EXERCISE MATERIAL:
**********

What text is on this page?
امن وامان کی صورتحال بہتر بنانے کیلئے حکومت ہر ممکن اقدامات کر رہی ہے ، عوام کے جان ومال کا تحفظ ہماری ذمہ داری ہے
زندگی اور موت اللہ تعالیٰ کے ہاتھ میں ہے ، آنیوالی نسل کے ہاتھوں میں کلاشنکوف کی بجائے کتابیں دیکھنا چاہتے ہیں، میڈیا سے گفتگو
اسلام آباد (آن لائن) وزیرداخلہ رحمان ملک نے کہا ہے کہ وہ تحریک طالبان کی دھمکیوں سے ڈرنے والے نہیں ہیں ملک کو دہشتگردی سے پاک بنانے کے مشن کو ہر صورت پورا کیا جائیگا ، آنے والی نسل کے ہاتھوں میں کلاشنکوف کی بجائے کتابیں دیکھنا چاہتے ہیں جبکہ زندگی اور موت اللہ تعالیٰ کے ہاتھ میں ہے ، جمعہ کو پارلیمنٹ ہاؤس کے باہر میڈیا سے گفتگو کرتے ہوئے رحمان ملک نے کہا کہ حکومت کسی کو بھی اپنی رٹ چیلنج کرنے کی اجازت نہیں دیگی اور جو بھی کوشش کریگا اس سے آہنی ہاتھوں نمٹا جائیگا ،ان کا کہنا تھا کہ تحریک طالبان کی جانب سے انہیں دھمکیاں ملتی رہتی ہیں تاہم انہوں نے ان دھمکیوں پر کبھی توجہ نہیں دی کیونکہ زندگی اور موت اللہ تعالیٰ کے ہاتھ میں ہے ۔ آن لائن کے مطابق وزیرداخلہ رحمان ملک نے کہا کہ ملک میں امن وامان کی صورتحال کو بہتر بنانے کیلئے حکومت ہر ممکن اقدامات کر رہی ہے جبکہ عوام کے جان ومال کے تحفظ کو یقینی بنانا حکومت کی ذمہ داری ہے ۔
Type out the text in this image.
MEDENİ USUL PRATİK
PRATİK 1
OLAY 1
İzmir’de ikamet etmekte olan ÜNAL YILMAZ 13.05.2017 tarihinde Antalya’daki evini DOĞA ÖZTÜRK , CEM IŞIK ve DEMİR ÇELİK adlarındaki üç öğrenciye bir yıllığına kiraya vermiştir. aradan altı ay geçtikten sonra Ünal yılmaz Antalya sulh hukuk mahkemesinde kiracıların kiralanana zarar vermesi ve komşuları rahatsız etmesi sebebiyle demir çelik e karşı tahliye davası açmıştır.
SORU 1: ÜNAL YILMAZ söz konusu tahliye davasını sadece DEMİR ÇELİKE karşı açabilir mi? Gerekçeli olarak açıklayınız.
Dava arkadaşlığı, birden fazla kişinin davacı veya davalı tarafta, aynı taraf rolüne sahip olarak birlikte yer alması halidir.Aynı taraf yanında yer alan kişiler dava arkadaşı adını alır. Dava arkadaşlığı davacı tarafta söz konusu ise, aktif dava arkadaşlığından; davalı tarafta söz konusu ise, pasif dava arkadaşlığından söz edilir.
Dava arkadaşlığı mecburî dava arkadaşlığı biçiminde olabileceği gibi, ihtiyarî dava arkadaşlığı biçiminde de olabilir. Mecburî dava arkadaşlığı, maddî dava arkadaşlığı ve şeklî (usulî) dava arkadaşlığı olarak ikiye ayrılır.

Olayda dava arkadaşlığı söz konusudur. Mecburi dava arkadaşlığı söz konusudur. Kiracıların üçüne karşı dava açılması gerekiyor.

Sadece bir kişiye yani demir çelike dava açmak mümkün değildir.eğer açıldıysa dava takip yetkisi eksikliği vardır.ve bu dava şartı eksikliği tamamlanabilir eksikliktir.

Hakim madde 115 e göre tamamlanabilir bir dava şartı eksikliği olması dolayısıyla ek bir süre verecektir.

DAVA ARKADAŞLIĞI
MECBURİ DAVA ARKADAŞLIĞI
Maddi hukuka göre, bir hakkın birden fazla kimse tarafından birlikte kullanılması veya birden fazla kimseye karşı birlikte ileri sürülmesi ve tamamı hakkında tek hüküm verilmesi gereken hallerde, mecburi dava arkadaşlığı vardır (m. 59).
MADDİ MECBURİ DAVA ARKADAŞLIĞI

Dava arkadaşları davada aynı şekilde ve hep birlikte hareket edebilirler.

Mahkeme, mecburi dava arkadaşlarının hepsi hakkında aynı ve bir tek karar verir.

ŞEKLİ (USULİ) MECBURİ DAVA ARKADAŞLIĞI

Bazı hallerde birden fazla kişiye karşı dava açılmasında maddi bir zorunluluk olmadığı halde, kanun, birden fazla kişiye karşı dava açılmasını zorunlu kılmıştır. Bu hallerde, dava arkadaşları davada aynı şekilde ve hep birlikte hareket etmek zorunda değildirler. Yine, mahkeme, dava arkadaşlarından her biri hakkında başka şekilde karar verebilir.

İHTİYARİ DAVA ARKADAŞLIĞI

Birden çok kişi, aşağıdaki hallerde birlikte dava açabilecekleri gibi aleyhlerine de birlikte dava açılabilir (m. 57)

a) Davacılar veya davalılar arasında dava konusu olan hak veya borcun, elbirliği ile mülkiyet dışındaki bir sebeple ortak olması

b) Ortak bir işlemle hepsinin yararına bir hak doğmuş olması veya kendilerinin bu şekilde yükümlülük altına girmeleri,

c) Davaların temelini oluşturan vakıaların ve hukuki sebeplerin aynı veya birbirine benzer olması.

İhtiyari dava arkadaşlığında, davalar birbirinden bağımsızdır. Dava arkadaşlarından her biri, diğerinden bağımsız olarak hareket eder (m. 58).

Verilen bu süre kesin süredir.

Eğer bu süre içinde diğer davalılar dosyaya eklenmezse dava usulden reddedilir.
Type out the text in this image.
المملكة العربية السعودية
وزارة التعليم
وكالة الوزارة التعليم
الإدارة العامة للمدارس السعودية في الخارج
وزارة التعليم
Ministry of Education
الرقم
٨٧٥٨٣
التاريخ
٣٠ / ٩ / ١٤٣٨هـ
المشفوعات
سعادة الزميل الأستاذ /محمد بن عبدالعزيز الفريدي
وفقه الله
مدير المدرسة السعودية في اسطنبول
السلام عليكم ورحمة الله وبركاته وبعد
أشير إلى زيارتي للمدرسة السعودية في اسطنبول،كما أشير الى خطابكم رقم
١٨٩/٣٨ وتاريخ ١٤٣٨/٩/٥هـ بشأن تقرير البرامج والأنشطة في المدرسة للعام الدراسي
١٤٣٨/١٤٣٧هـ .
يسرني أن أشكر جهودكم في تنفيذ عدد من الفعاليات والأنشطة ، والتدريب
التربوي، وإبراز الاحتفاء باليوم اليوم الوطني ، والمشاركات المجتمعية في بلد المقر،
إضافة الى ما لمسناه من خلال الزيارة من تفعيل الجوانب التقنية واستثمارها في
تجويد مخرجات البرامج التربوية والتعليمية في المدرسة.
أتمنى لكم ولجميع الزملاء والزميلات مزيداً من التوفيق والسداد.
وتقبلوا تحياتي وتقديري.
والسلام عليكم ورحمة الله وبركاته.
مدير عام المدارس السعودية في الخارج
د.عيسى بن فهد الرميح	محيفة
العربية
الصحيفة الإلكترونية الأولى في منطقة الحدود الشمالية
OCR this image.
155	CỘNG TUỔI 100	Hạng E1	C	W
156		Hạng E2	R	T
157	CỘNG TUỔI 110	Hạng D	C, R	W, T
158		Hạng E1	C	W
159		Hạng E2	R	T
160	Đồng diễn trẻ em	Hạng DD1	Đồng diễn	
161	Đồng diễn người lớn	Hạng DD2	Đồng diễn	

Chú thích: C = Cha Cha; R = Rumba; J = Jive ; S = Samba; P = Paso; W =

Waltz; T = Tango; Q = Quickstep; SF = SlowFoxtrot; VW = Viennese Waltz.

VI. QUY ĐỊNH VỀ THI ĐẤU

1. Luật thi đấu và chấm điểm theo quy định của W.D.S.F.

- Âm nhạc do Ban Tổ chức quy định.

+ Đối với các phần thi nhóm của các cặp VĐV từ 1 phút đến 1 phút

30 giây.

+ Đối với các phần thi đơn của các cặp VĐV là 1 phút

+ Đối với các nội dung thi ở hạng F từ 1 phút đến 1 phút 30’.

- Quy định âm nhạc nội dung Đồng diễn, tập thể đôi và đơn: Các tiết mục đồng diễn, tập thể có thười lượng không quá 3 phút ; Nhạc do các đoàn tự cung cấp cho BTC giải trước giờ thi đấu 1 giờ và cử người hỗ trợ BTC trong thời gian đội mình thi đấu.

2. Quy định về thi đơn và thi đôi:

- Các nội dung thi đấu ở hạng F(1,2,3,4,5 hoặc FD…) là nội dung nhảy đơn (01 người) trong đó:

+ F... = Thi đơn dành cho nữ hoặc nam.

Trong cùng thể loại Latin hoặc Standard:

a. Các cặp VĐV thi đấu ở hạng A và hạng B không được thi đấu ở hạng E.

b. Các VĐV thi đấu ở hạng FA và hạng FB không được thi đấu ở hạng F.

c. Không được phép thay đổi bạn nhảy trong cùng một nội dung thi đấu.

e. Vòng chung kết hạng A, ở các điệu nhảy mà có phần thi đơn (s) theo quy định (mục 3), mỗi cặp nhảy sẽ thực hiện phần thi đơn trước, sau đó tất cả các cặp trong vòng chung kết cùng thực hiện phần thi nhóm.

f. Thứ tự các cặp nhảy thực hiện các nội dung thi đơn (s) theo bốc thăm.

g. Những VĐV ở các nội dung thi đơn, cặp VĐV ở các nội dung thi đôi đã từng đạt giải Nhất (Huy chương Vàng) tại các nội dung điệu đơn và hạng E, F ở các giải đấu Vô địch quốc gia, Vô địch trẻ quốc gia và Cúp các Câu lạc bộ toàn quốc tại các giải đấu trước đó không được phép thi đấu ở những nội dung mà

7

**********

REQUIRED TASK:
Copy each line holding the word "eksikliği" from the listing above.

FINAL RESULT:
Sadece bir kişiye yani demir çelike dava açmak mümkün değildir.eğer açıldıysa dava takip yetkisi eksikliği vardır.ve bu dava şartı eksikliği tamamlanabilir eksikliktir.
Hakim madde 115 e göre tamamlanabilir bir dava şartı eksikliği olması dolayısıyla ek bir süre verecektir.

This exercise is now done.